To be done ::
Copy every line that contains the string "Hypertonic" from the entries below.

Extracted records
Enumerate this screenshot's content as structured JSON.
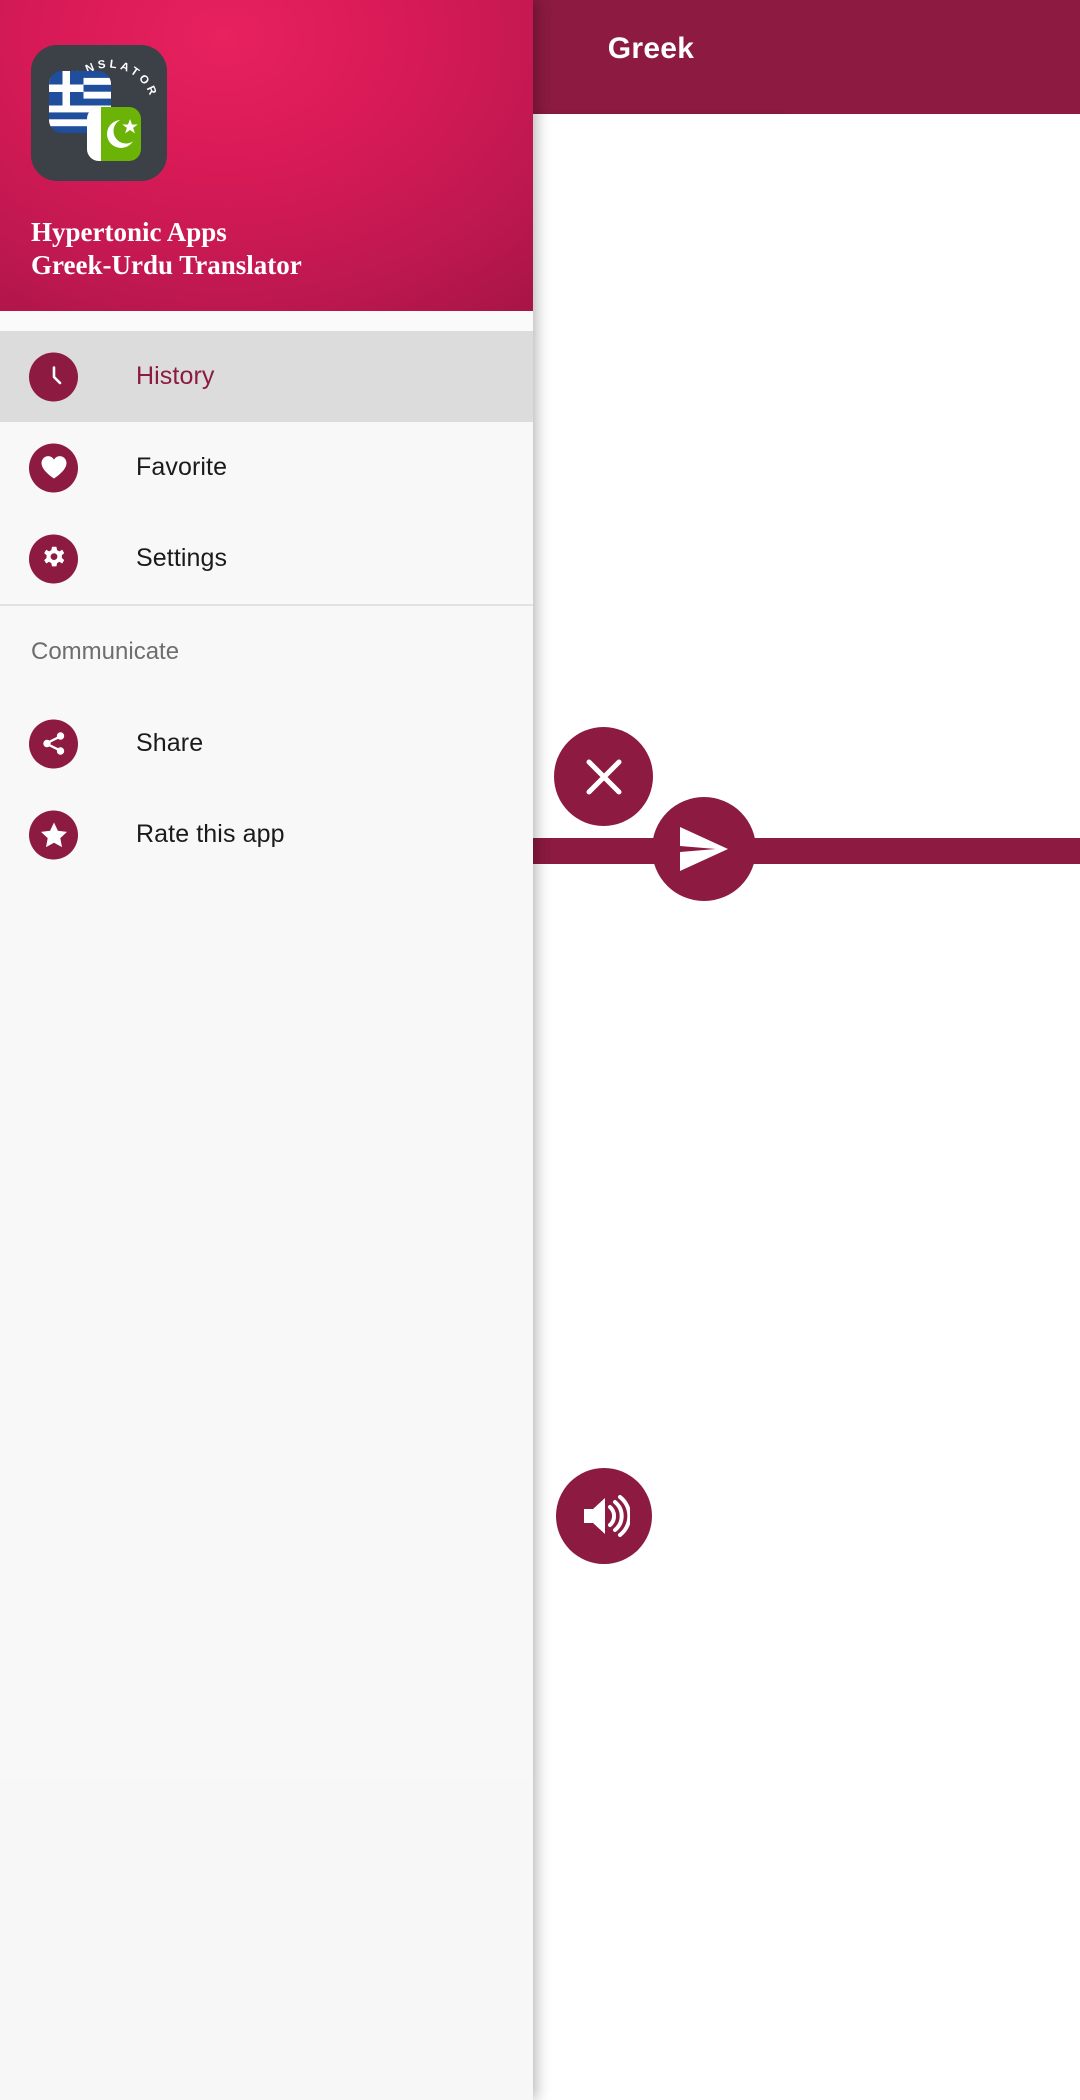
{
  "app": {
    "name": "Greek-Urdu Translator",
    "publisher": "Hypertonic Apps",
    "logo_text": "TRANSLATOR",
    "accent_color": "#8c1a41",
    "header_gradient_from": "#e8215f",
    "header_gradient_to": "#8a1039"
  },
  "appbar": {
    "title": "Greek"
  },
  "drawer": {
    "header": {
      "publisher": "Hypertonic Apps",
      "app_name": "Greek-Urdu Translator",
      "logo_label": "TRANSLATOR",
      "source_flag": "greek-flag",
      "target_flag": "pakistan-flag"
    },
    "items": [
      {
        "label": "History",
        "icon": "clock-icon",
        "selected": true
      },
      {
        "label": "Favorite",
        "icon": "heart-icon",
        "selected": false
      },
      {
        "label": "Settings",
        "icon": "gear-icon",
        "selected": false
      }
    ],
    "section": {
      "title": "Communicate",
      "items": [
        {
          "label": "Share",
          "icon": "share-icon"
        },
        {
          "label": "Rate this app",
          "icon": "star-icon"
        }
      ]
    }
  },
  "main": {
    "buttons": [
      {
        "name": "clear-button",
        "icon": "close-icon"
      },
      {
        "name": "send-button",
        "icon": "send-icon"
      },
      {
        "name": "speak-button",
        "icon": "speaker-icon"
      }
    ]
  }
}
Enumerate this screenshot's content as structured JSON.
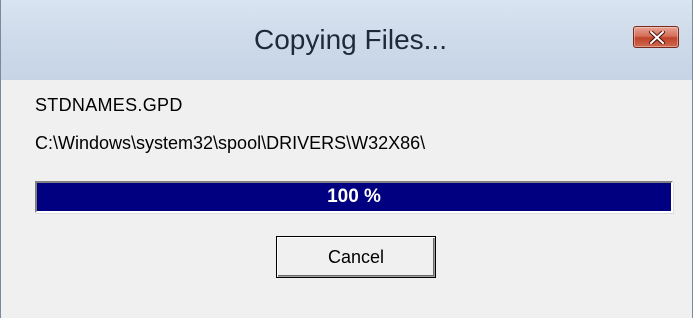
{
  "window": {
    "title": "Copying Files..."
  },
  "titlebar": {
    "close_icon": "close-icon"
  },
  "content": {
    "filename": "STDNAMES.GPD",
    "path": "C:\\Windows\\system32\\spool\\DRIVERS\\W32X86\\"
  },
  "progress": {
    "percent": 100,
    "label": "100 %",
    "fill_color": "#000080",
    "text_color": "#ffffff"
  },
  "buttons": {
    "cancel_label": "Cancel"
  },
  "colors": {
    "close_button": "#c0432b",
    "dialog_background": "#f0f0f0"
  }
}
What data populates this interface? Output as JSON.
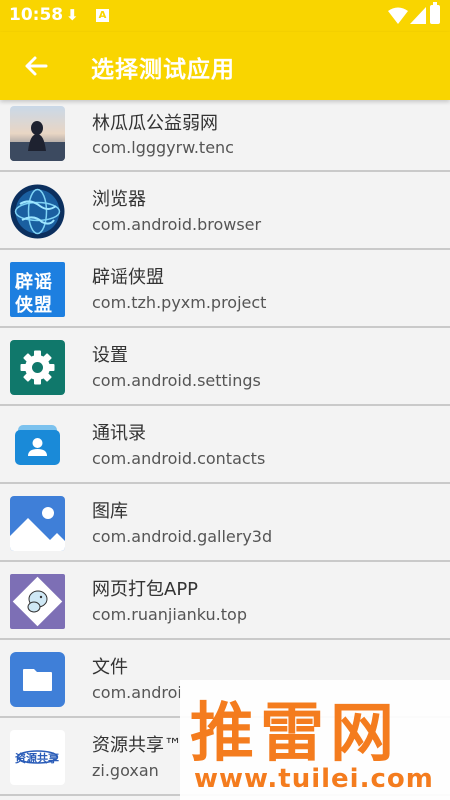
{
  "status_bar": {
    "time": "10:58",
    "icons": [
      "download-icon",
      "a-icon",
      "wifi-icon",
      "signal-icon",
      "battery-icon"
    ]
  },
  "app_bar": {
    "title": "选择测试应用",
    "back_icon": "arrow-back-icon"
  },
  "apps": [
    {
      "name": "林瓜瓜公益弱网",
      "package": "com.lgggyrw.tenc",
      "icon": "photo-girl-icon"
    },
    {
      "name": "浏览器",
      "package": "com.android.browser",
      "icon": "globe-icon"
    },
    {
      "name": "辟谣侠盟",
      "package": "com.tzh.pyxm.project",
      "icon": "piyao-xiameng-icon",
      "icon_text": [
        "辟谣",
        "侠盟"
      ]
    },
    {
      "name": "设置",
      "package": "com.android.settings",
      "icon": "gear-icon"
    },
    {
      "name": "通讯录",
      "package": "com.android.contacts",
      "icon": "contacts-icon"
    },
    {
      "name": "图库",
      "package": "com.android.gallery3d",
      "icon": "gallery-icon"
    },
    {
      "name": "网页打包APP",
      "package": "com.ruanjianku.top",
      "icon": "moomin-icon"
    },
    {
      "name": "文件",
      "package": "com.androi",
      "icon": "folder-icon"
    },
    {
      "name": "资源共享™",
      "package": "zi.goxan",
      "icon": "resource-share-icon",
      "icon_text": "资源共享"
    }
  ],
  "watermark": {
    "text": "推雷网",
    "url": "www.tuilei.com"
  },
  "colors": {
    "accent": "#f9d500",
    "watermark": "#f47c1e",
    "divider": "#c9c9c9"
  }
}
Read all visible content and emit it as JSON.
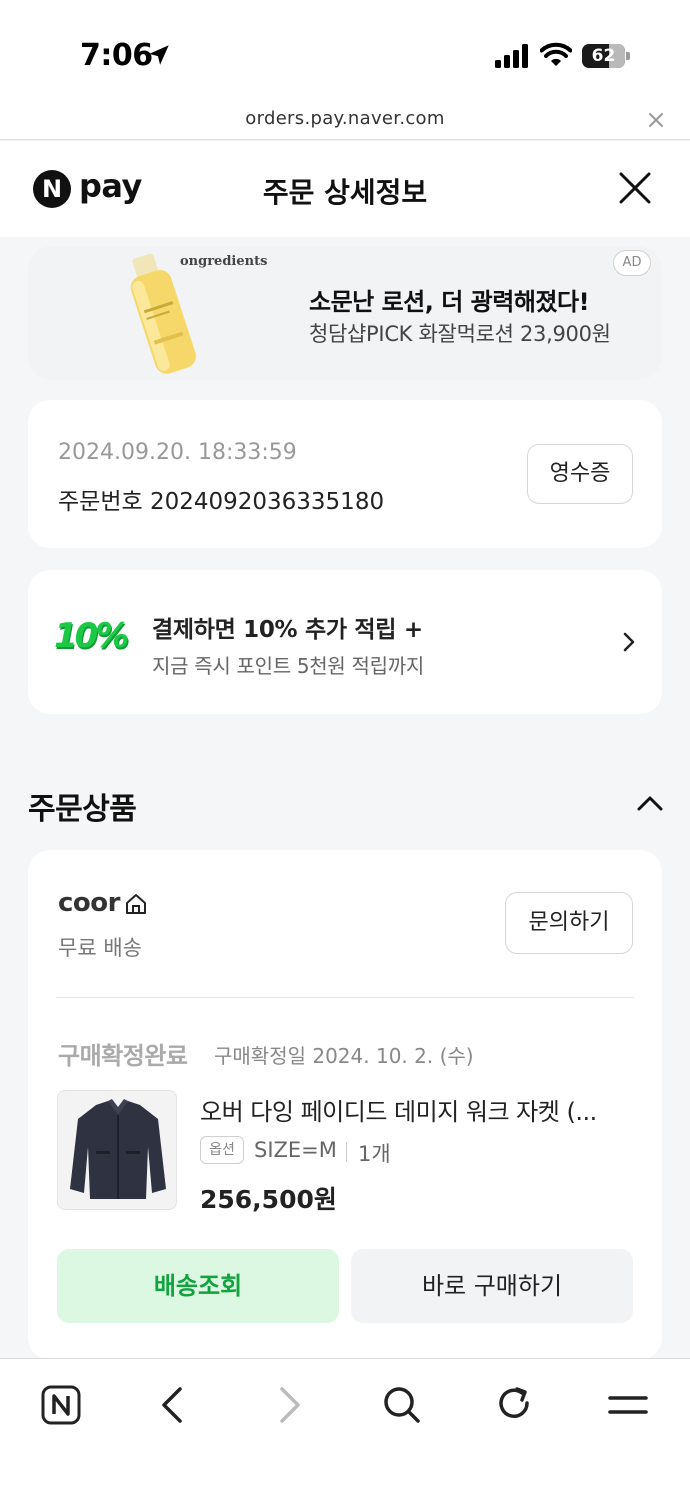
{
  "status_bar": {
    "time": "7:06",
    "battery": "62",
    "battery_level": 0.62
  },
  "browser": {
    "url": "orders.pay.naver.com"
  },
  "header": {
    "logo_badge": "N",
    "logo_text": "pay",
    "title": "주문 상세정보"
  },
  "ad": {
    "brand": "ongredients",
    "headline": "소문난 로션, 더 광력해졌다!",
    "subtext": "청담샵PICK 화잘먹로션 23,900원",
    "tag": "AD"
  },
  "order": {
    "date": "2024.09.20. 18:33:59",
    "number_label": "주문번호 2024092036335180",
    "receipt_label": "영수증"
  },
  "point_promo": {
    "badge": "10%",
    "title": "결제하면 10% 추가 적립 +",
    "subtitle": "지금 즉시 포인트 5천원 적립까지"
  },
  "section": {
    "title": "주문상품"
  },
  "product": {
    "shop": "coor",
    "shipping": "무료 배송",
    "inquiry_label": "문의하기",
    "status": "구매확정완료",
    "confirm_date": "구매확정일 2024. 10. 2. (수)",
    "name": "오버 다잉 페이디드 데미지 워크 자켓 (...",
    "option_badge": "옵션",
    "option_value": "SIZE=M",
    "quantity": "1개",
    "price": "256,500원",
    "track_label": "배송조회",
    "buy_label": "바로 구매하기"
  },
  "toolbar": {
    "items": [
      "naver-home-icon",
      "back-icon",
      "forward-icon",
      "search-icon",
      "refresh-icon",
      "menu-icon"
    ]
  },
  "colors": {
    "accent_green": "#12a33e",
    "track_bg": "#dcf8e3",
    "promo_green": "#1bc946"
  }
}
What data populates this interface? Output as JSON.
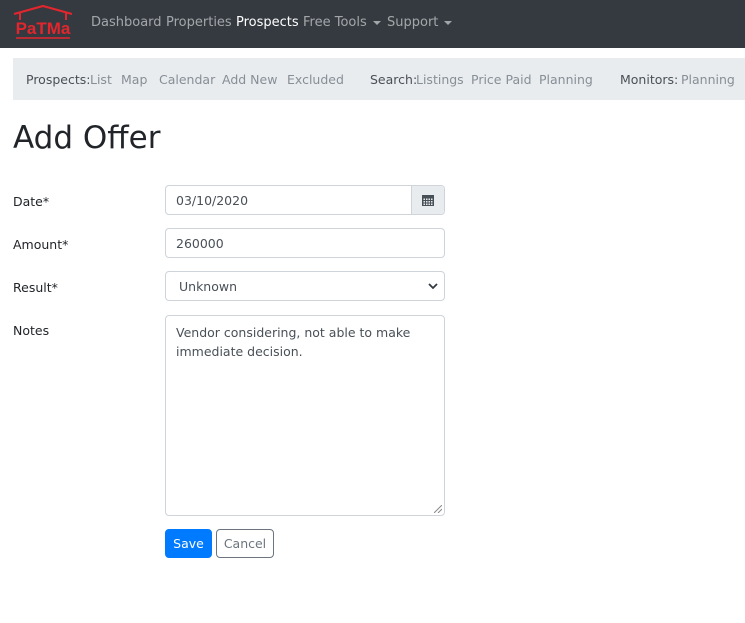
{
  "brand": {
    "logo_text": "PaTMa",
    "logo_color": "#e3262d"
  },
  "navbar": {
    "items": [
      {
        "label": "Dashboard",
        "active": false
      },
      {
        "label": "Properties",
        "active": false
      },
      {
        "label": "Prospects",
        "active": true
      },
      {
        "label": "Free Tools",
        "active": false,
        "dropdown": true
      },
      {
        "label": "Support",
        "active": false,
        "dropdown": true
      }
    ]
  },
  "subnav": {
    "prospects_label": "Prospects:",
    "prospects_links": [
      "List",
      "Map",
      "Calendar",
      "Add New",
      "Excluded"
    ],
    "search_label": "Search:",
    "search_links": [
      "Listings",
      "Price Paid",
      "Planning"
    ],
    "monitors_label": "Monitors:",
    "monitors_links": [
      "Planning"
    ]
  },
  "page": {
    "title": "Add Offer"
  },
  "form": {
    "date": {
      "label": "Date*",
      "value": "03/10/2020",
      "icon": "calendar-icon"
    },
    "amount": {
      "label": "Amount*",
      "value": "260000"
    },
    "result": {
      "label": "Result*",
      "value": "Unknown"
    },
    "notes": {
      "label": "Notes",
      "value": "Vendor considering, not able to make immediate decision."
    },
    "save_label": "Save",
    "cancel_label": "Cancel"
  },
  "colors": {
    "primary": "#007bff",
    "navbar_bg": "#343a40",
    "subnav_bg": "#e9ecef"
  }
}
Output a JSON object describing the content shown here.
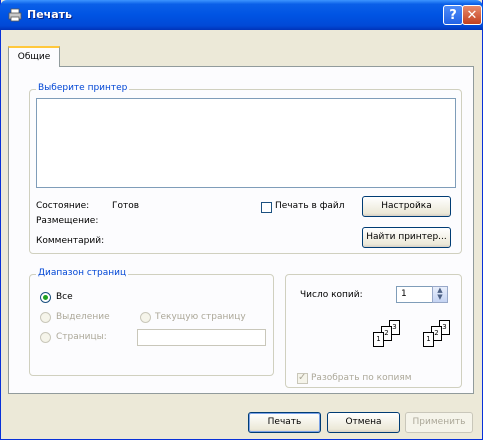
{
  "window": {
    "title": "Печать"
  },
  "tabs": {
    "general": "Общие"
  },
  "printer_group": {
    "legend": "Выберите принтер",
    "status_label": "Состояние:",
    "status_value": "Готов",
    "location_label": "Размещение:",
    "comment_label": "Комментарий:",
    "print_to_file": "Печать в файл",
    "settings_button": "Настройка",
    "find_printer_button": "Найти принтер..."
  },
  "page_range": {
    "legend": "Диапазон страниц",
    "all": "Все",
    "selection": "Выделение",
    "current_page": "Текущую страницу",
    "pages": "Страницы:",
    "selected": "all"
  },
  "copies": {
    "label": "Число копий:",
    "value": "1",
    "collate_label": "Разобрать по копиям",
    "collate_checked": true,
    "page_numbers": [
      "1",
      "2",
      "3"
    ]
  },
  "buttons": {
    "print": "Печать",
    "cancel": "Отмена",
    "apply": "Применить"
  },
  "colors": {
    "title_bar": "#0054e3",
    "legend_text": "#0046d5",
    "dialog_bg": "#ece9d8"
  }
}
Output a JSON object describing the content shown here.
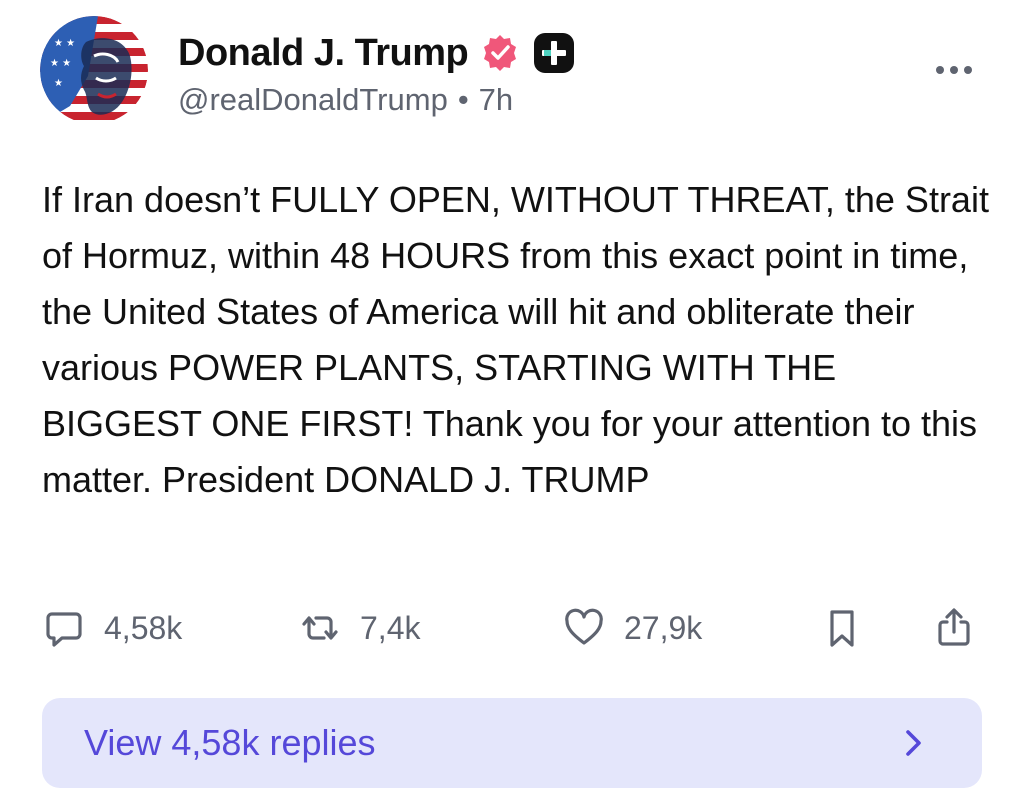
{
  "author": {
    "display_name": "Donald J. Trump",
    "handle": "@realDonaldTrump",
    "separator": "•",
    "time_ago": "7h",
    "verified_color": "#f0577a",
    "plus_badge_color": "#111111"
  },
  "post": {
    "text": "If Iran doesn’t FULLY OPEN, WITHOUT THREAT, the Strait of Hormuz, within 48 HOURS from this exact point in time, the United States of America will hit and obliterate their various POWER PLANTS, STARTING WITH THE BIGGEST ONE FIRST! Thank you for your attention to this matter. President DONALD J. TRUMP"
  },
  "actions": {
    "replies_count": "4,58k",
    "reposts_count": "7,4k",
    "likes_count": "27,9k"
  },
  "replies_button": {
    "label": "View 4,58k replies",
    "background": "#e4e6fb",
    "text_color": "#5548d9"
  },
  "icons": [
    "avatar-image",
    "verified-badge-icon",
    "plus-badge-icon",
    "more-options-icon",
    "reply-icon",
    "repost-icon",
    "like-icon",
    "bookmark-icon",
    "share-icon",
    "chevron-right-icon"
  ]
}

Exercise output ::
    "publisher": "Hypertonic Apps",
      "publisher": "Hypertonic Apps",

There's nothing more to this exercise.